- [EXERCISE] Format each line of the items below as one string in a JSON list, leaving out any blank lines.

■ ■ ■ ■ ■

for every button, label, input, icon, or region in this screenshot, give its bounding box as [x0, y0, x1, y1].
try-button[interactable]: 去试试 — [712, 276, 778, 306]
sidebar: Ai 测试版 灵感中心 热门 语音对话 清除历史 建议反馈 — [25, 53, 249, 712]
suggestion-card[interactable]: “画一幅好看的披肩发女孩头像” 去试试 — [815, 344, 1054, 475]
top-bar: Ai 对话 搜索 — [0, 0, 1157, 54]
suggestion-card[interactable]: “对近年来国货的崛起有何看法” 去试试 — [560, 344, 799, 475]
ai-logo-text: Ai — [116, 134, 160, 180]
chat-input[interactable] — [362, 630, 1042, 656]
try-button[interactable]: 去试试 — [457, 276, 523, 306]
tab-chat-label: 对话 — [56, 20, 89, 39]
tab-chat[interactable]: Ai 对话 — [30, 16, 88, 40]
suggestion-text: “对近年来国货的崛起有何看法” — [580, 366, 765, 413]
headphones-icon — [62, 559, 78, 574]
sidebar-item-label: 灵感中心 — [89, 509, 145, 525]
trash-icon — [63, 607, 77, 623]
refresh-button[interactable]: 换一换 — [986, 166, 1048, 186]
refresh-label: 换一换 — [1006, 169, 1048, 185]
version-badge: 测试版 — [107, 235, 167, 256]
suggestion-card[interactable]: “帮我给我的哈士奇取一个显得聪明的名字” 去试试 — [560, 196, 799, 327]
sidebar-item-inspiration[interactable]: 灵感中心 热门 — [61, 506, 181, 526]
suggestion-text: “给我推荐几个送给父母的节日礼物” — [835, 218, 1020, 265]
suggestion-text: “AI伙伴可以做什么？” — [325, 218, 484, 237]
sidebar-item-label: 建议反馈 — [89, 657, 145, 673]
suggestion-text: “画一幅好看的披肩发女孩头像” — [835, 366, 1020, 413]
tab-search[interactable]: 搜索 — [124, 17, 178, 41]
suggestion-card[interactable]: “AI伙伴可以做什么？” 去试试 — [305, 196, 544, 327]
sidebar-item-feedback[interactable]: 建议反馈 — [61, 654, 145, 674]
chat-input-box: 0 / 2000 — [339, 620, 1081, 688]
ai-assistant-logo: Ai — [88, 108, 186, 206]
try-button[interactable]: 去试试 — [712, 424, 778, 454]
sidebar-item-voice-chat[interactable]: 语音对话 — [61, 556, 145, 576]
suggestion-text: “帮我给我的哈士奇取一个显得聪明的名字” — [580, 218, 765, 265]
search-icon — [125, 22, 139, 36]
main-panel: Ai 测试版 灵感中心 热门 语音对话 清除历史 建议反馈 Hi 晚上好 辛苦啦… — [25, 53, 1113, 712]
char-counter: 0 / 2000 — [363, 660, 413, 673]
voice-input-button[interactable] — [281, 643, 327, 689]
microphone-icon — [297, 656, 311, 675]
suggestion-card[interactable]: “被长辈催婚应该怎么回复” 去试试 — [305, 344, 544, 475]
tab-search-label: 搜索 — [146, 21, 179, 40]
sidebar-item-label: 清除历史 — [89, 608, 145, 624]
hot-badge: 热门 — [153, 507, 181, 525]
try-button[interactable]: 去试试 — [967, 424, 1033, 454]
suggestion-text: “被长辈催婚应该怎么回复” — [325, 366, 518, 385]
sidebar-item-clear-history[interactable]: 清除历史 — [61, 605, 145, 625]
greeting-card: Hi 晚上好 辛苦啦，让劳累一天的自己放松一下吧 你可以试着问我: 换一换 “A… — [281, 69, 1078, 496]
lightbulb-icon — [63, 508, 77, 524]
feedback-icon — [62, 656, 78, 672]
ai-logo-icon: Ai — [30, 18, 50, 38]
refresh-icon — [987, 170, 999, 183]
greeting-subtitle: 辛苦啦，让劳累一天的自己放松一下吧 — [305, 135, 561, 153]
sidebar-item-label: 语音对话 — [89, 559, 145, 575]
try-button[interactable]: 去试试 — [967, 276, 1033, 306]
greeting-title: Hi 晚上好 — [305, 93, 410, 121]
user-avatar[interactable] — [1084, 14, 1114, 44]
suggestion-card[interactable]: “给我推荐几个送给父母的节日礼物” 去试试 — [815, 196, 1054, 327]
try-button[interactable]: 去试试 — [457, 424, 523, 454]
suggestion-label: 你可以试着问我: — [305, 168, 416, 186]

■ ■ ■ ■ ■

- [FINISHED TASK]
[
  "for every button, label, input, icon, or region in this screenshot, give its bounding box as [x0, y0, x1, y1].",
  "try-button[interactable]: 去试试 — [712, 276, 778, 306]",
  "sidebar: Ai 测试版 灵感中心 热门 语音对话 清除历史 建议反馈 — [25, 53, 249, 712]",
  "suggestion-card[interactable]: “画一幅好看的披肩发女孩头像” 去试试 — [815, 344, 1054, 475]",
  "top-bar: Ai 对话 搜索 — [0, 0, 1157, 54]",
  "suggestion-card[interactable]: “对近年来国货的崛起有何看法” 去试试 — [560, 344, 799, 475]",
  "ai-logo-text: Ai — [116, 134, 160, 180]",
  "chat-input[interactable] — [362, 630, 1042, 656]",
  "try-button[interactable]: 去试试 — [457, 276, 523, 306]",
  "tab-chat-label: 对话 — [56, 20, 89, 39]",
  "tab-chat[interactable]: Ai 对话 — [30, 16, 88, 40]",
  "suggestion-text: “对近年来国货的崛起有何看法” — [580, 366, 765, 413]",
  "headphones-icon — [62, 559, 78, 574]",
  "sidebar-item-label: 灵感中心 — [89, 509, 145, 525]",
  "trash-icon — [63, 607, 77, 623]",
  "refresh-button[interactable]: 换一换 — [986, 166, 1048, 186]",
  "refresh-label: 换一换 — [1006, 169, 1048, 185]",
  "version-badge: 测试版 — [107, 235, 167, 256]",
  "suggestion-card[interactable]: “帮我给我的哈士奇取一个显得聪明的名字” 去试试 — [560, 196, 799, 327]",
  "sidebar-item-inspiration[interactable]: 灵感中心 热门 — [61, 506, 181, 526]",
  "suggestion-text: “给我推荐几个送给父母的节日礼物” — [835, 218, 1020, 265]",
  "suggestion-text: “AI伙伴可以做什么？” — [325, 218, 484, 237]",
  "sidebar-item-label: 建议反馈 — [89, 657, 145, 673]",
  "suggestion-text: “画一幅好看的披肩发女孩头像” — [835, 366, 1020, 413]",
  "tab-search[interactable]: 搜索 — [124, 17, 178, 41]",
  "suggestion-card[interactable]: “AI伙伴可以做什么？” 去试试 — [305, 196, 544, 327]",
  "sidebar-item-feedback[interactable]: 建议反馈 — [61, 654, 145, 674]",
  "chat-input-box: 0 / 2000 — [339, 620, 1081, 688]",
  "ai-assistant-logo: Ai — [88, 108, 186, 206]",
  "try-button[interactable]: 去试试 — [712, 424, 778, 454]",
  "sidebar-item-voice-chat[interactable]: 语音对话 — [61, 556, 145, 576]",
  "suggestion-text: “帮我给我的哈士奇取一个显得聪明的名字” — [580, 218, 765, 265]",
  "search-icon — [125, 22, 139, 36]",
  "main-panel: Ai 测试版 灵感中心 热门 语音对话 清除历史 建议反馈 Hi 晚上好 辛苦啦… — [25, 53, 1113, 712]",
  "char-counter: 0 / 2000 — [363, 660, 413, 673]",
  "voice-input-button[interactable] — [281, 643, 327, 689]",
  "microphone-icon — [297, 656, 311, 675]",
  "suggestion-card[interactable]: “被长辈催婚应该怎么回复” 去试试 — [305, 344, 544, 475]",
  "tab-search-label: 搜索 — [146, 21, 179, 40]",
  "sidebar-item-label: 清除历史 — [89, 608, 145, 624]",
  "hot-badge: 热门 — [153, 507, 181, 525]",
  "try-button[interactable]: 去试试 — [967, 424, 1033, 454]",
  "suggestion-text: “被长辈催婚应该怎么回复” — [325, 366, 518, 385]",
  "sidebar-item-clear-history[interactable]: 清除历史 — [61, 605, 145, 625]",
  "greeting-card: Hi 晚上好 辛苦啦，让劳累一天的自己放松一下吧 你可以试着问我: 换一换 “A… — [281, 69, 1078, 496]",
  "lightbulb-icon — [63, 508, 77, 524]",
  "feedback-icon — [62, 656, 78, 672]",
  "ai-logo-icon: Ai — [30, 18, 50, 38]",
  "refresh-icon — [987, 170, 999, 183]",
  "greeting-subtitle: 辛苦啦，让劳累一天的自己放松一下吧 — [305, 135, 561, 153]",
  "sidebar-item-label: 语音对话 — [89, 559, 145, 575]",
  "try-button[interactable]: 去试试 — [967, 276, 1033, 306]",
  "greeting-title: Hi 晚上好 — [305, 93, 410, 121]",
  "user-avatar[interactable] — [1084, 14, 1114, 44]",
  "suggestion-card[interactable]: “给我推荐几个送给父母的节日礼物” 去试试 — [815, 196, 1054, 327]",
  "try-button[interactable]: 去试试 — [457, 424, 523, 454]",
  "suggestion-label: 你可以试着问我: — [305, 168, 416, 186]"
]